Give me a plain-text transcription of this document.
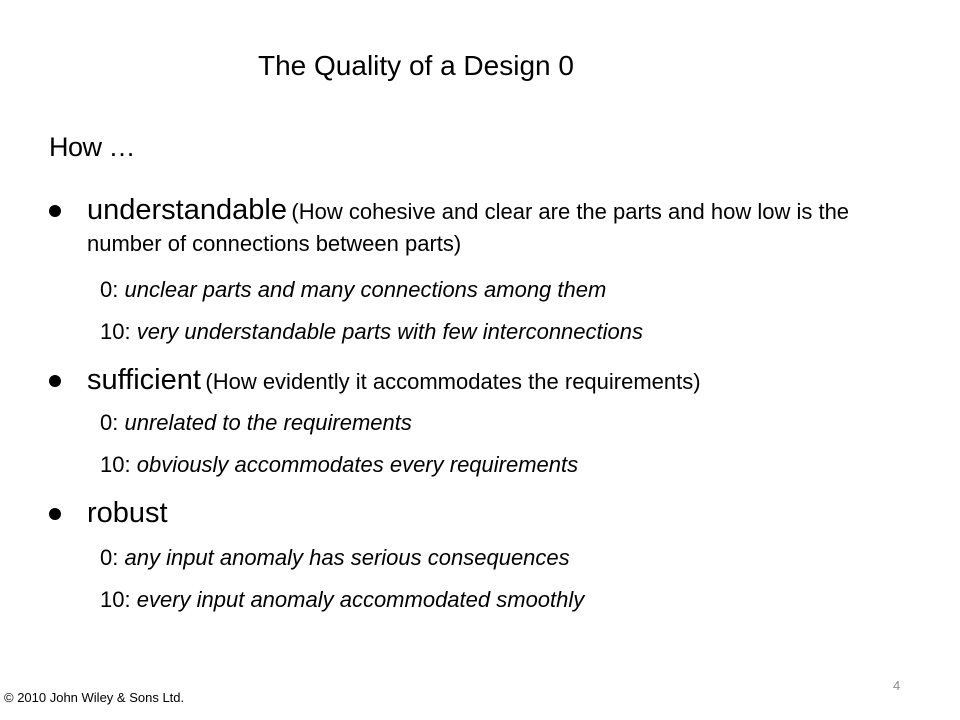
The Quality of a Design 0
How …
understandable (How cohesive and clear are the parts and how low is the number of connections between parts)
0: unclear parts and many connections among them
10: very understandable parts with few interconnections
sufficient (How evidently it accommodates the requirements)
0: unrelated to the requirements
10: obviously accommodates every requirements
robust
0: any input anomaly has serious consequences
10: every input anomaly accommodated smoothly
© 2010 John Wiley & Sons Ltd.
4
━━━
Write out the listing word for word, omitting the pictures it holds.

Give me a plain-text transcription of this document.
The Quality of a Design 0
How …
understandable (How cohesive and clear are the parts and how low is the number of connections between parts)
0: unclear parts and many connections among them
10: very understandable parts with few interconnections
sufficient (How evidently it accommodates the requirements)
0: unrelated to the requirements
10: obviously accommodates every requirements
robust
0: any input anomaly has serious consequences
10: every input anomaly accommodated smoothly
© 2010 John Wiley & Sons Ltd.
4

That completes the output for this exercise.